» ENTRIES SUPPLIED
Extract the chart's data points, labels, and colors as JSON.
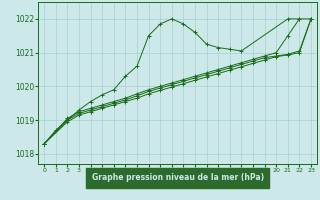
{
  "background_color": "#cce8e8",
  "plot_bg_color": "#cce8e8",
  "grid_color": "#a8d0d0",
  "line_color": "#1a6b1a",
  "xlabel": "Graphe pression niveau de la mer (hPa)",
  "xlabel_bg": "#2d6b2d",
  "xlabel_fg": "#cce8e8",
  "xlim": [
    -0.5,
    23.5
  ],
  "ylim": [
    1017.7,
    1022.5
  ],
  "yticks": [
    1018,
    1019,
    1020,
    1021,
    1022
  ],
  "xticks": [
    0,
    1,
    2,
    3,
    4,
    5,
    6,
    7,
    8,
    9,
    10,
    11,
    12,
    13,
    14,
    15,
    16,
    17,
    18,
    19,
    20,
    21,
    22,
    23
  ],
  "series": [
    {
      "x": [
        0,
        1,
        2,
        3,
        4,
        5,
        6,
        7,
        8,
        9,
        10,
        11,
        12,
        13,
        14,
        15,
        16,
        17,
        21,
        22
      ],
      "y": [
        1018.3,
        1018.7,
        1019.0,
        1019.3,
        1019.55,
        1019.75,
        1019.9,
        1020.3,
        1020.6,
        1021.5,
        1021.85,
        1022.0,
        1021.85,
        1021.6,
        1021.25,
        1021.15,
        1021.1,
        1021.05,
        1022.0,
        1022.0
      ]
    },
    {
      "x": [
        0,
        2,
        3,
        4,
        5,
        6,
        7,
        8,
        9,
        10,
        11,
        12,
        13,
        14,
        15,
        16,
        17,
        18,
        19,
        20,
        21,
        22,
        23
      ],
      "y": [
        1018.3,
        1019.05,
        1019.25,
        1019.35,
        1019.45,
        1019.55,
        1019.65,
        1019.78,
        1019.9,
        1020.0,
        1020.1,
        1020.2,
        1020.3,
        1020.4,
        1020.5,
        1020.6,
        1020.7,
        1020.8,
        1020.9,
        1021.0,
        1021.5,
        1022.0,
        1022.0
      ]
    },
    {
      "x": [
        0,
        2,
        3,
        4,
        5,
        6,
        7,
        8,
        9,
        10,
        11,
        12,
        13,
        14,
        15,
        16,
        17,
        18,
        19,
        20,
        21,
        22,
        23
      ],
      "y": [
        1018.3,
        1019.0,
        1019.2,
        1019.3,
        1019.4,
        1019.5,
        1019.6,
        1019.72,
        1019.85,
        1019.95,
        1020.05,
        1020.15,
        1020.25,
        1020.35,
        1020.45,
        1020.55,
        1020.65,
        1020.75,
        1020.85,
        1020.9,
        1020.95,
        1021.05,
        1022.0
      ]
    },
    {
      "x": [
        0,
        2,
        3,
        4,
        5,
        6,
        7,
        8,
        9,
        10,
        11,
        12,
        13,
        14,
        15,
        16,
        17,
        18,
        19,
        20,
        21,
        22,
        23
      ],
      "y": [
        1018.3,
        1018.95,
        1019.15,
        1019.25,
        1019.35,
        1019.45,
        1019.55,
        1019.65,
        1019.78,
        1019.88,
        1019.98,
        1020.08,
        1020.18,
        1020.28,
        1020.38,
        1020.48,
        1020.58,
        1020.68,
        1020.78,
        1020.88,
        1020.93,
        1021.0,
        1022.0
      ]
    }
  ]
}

» REQUIRED WORK
Copy everything in the records above except the pictures, exactly as written.

» RESULT OF THE TASK
Extract the chart's data points, labels, and colors as JSON.
{
  "background_color": "#cce8e8",
  "plot_bg_color": "#cce8e8",
  "grid_color": "#a8d0d0",
  "line_color": "#1a6b1a",
  "xlabel": "Graphe pression niveau de la mer (hPa)",
  "xlabel_bg": "#2d6b2d",
  "xlabel_fg": "#cce8e8",
  "xlim": [
    -0.5,
    23.5
  ],
  "ylim": [
    1017.7,
    1022.5
  ],
  "yticks": [
    1018,
    1019,
    1020,
    1021,
    1022
  ],
  "xticks": [
    0,
    1,
    2,
    3,
    4,
    5,
    6,
    7,
    8,
    9,
    10,
    11,
    12,
    13,
    14,
    15,
    16,
    17,
    18,
    19,
    20,
    21,
    22,
    23
  ],
  "series": [
    {
      "x": [
        0,
        1,
        2,
        3,
        4,
        5,
        6,
        7,
        8,
        9,
        10,
        11,
        12,
        13,
        14,
        15,
        16,
        17,
        21,
        22
      ],
      "y": [
        1018.3,
        1018.7,
        1019.0,
        1019.3,
        1019.55,
        1019.75,
        1019.9,
        1020.3,
        1020.6,
        1021.5,
        1021.85,
        1022.0,
        1021.85,
        1021.6,
        1021.25,
        1021.15,
        1021.1,
        1021.05,
        1022.0,
        1022.0
      ]
    },
    {
      "x": [
        0,
        2,
        3,
        4,
        5,
        6,
        7,
        8,
        9,
        10,
        11,
        12,
        13,
        14,
        15,
        16,
        17,
        18,
        19,
        20,
        21,
        22,
        23
      ],
      "y": [
        1018.3,
        1019.05,
        1019.25,
        1019.35,
        1019.45,
        1019.55,
        1019.65,
        1019.78,
        1019.9,
        1020.0,
        1020.1,
        1020.2,
        1020.3,
        1020.4,
        1020.5,
        1020.6,
        1020.7,
        1020.8,
        1020.9,
        1021.0,
        1021.5,
        1022.0,
        1022.0
      ]
    },
    {
      "x": [
        0,
        2,
        3,
        4,
        5,
        6,
        7,
        8,
        9,
        10,
        11,
        12,
        13,
        14,
        15,
        16,
        17,
        18,
        19,
        20,
        21,
        22,
        23
      ],
      "y": [
        1018.3,
        1019.0,
        1019.2,
        1019.3,
        1019.4,
        1019.5,
        1019.6,
        1019.72,
        1019.85,
        1019.95,
        1020.05,
        1020.15,
        1020.25,
        1020.35,
        1020.45,
        1020.55,
        1020.65,
        1020.75,
        1020.85,
        1020.9,
        1020.95,
        1021.05,
        1022.0
      ]
    },
    {
      "x": [
        0,
        2,
        3,
        4,
        5,
        6,
        7,
        8,
        9,
        10,
        11,
        12,
        13,
        14,
        15,
        16,
        17,
        18,
        19,
        20,
        21,
        22,
        23
      ],
      "y": [
        1018.3,
        1018.95,
        1019.15,
        1019.25,
        1019.35,
        1019.45,
        1019.55,
        1019.65,
        1019.78,
        1019.88,
        1019.98,
        1020.08,
        1020.18,
        1020.28,
        1020.38,
        1020.48,
        1020.58,
        1020.68,
        1020.78,
        1020.88,
        1020.93,
        1021.0,
        1022.0
      ]
    }
  ]
}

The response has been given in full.